*Stated exercise:*
Quote each record exactly, please, leaving none out.

*Some records:*

>> Start

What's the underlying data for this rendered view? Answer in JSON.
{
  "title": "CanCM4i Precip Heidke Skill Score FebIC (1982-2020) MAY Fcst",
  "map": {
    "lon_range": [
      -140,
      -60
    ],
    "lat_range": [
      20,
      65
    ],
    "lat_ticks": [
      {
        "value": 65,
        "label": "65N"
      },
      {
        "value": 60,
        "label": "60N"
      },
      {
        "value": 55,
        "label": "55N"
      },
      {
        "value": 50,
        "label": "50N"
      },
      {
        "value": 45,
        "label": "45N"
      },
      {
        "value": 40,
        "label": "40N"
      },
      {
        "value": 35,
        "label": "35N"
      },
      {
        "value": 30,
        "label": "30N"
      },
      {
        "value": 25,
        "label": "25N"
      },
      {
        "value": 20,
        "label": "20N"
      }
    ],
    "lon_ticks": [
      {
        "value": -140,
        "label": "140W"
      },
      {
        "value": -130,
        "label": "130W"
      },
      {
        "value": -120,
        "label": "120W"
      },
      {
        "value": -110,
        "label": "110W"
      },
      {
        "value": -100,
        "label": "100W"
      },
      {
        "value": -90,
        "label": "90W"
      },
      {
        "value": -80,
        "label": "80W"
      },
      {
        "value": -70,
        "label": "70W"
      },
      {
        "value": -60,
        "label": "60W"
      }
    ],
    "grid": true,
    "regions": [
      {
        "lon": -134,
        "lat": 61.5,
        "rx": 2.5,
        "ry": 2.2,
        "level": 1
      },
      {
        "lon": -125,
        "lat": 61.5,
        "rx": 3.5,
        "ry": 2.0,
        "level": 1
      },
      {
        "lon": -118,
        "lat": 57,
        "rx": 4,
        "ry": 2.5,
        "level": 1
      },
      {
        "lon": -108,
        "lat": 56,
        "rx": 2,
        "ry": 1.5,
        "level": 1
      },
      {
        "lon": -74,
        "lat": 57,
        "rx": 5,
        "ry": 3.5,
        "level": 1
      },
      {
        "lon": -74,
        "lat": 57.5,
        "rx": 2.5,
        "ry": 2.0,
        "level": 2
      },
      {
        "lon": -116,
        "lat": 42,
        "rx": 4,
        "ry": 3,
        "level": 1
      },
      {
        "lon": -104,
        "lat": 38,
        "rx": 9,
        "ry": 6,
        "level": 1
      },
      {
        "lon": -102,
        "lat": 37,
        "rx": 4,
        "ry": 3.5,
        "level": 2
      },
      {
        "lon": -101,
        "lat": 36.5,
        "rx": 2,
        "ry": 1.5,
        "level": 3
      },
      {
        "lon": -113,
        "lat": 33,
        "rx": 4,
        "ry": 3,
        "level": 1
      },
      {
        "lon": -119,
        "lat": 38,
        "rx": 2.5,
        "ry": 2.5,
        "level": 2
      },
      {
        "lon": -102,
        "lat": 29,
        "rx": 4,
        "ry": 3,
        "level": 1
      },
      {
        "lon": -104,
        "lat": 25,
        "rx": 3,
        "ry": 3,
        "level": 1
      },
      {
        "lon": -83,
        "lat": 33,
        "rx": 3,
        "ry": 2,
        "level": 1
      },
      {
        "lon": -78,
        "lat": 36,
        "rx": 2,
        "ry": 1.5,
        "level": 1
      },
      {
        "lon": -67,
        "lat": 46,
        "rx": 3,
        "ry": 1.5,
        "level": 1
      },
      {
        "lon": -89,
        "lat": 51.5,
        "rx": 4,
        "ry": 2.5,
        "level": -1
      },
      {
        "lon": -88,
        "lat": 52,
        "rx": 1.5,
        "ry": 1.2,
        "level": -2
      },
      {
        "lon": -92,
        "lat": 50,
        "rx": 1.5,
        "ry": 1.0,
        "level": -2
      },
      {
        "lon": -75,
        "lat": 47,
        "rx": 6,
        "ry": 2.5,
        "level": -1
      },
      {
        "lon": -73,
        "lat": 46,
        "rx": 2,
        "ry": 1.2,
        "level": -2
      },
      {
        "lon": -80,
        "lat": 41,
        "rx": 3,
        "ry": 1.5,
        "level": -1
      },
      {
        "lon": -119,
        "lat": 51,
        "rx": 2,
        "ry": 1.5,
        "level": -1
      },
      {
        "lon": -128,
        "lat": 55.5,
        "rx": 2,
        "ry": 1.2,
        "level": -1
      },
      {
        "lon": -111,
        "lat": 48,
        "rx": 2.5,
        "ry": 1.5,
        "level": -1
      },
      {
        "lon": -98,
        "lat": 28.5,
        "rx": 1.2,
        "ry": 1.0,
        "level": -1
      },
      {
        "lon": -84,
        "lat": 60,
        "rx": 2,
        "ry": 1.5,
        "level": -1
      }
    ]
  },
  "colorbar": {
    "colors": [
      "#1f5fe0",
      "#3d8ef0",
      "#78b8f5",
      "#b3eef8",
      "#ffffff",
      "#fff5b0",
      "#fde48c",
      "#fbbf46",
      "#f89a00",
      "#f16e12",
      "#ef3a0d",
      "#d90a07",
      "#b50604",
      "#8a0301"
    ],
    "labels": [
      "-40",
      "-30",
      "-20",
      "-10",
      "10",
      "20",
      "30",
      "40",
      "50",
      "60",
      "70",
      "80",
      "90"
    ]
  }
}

>> End

*Final answer:*
What's the underlying data for this rendered view? Answer in JSON.
{
  "title": "CanCM4i Precip Heidke Skill Score FebIC (1982-2020) MAY Fcst",
  "map": {
    "lon_range": [
      -140,
      -60
    ],
    "lat_range": [
      20,
      65
    ],
    "lat_ticks": [
      {
        "value": 65,
        "label": "65N"
      },
      {
        "value": 60,
        "label": "60N"
      },
      {
        "value": 55,
        "label": "55N"
      },
      {
        "value": 50,
        "label": "50N"
      },
      {
        "value": 45,
        "label": "45N"
      },
      {
        "value": 40,
        "label": "40N"
      },
      {
        "value": 35,
        "label": "35N"
      },
      {
        "value": 30,
        "label": "30N"
      },
      {
        "value": 25,
        "label": "25N"
      },
      {
        "value": 20,
        "label": "20N"
      }
    ],
    "lon_ticks": [
      {
        "value": -140,
        "label": "140W"
      },
      {
        "value": -130,
        "label": "130W"
      },
      {
        "value": -120,
        "label": "120W"
      },
      {
        "value": -110,
        "label": "110W"
      },
      {
        "value": -100,
        "label": "100W"
      },
      {
        "value": -90,
        "label": "90W"
      },
      {
        "value": -80,
        "label": "80W"
      },
      {
        "value": -70,
        "label": "70W"
      },
      {
        "value": -60,
        "label": "60W"
      }
    ],
    "grid": true,
    "regions": [
      {
        "lon": -134,
        "lat": 61.5,
        "rx": 2.5,
        "ry": 2.2,
        "level": 1
      },
      {
        "lon": -125,
        "lat": 61.5,
        "rx": 3.5,
        "ry": 2.0,
        "level": 1
      },
      {
        "lon": -118,
        "lat": 57,
        "rx": 4,
        "ry": 2.5,
        "level": 1
      },
      {
        "lon": -108,
        "lat": 56,
        "rx": 2,
        "ry": 1.5,
        "level": 1
      },
      {
        "lon": -74,
        "lat": 57,
        "rx": 5,
        "ry": 3.5,
        "level": 1
      },
      {
        "lon": -74,
        "lat": 57.5,
        "rx": 2.5,
        "ry": 2.0,
        "level": 2
      },
      {
        "lon": -116,
        "lat": 42,
        "rx": 4,
        "ry": 3,
        "level": 1
      },
      {
        "lon": -104,
        "lat": 38,
        "rx": 9,
        "ry": 6,
        "level": 1
      },
      {
        "lon": -102,
        "lat": 37,
        "rx": 4,
        "ry": 3.5,
        "level": 2
      },
      {
        "lon": -101,
        "lat": 36.5,
        "rx": 2,
        "ry": 1.5,
        "level": 3
      },
      {
        "lon": -113,
        "lat": 33,
        "rx": 4,
        "ry": 3,
        "level": 1
      },
      {
        "lon": -119,
        "lat": 38,
        "rx": 2.5,
        "ry": 2.5,
        "level": 2
      },
      {
        "lon": -102,
        "lat": 29,
        "rx": 4,
        "ry": 3,
        "level": 1
      },
      {
        "lon": -104,
        "lat": 25,
        "rx": 3,
        "ry": 3,
        "level": 1
      },
      {
        "lon": -83,
        "lat": 33,
        "rx": 3,
        "ry": 2,
        "level": 1
      },
      {
        "lon": -78,
        "lat": 36,
        "rx": 2,
        "ry": 1.5,
        "level": 1
      },
      {
        "lon": -67,
        "lat": 46,
        "rx": 3,
        "ry": 1.5,
        "level": 1
      },
      {
        "lon": -89,
        "lat": 51.5,
        "rx": 4,
        "ry": 2.5,
        "level": -1
      },
      {
        "lon": -88,
        "lat": 52,
        "rx": 1.5,
        "ry": 1.2,
        "level": -2
      },
      {
        "lon": -92,
        "lat": 50,
        "rx": 1.5,
        "ry": 1.0,
        "level": -2
      },
      {
        "lon": -75,
        "lat": 47,
        "rx": 6,
        "ry": 2.5,
        "level": -1
      },
      {
        "lon": -73,
        "lat": 46,
        "rx": 2,
        "ry": 1.2,
        "level": -2
      },
      {
        "lon": -80,
        "lat": 41,
        "rx": 3,
        "ry": 1.5,
        "level": -1
      },
      {
        "lon": -119,
        "lat": 51,
        "rx": 2,
        "ry": 1.5,
        "level": -1
      },
      {
        "lon": -128,
        "lat": 55.5,
        "rx": 2,
        "ry": 1.2,
        "level": -1
      },
      {
        "lon": -111,
        "lat": 48,
        "rx": 2.5,
        "ry": 1.5,
        "level": -1
      },
      {
        "lon": -98,
        "lat": 28.5,
        "rx": 1.2,
        "ry": 1.0,
        "level": -1
      },
      {
        "lon": -84,
        "lat": 60,
        "rx": 2,
        "ry": 1.5,
        "level": -1
      }
    ]
  },
  "colorbar": {
    "colors": [
      "#1f5fe0",
      "#3d8ef0",
      "#78b8f5",
      "#b3eef8",
      "#ffffff",
      "#fff5b0",
      "#fde48c",
      "#fbbf46",
      "#f89a00",
      "#f16e12",
      "#ef3a0d",
      "#d90a07",
      "#b50604",
      "#8a0301"
    ],
    "labels": [
      "-40",
      "-30",
      "-20",
      "-10",
      "10",
      "20",
      "30",
      "40",
      "50",
      "60",
      "70",
      "80",
      "90"
    ]
  }
}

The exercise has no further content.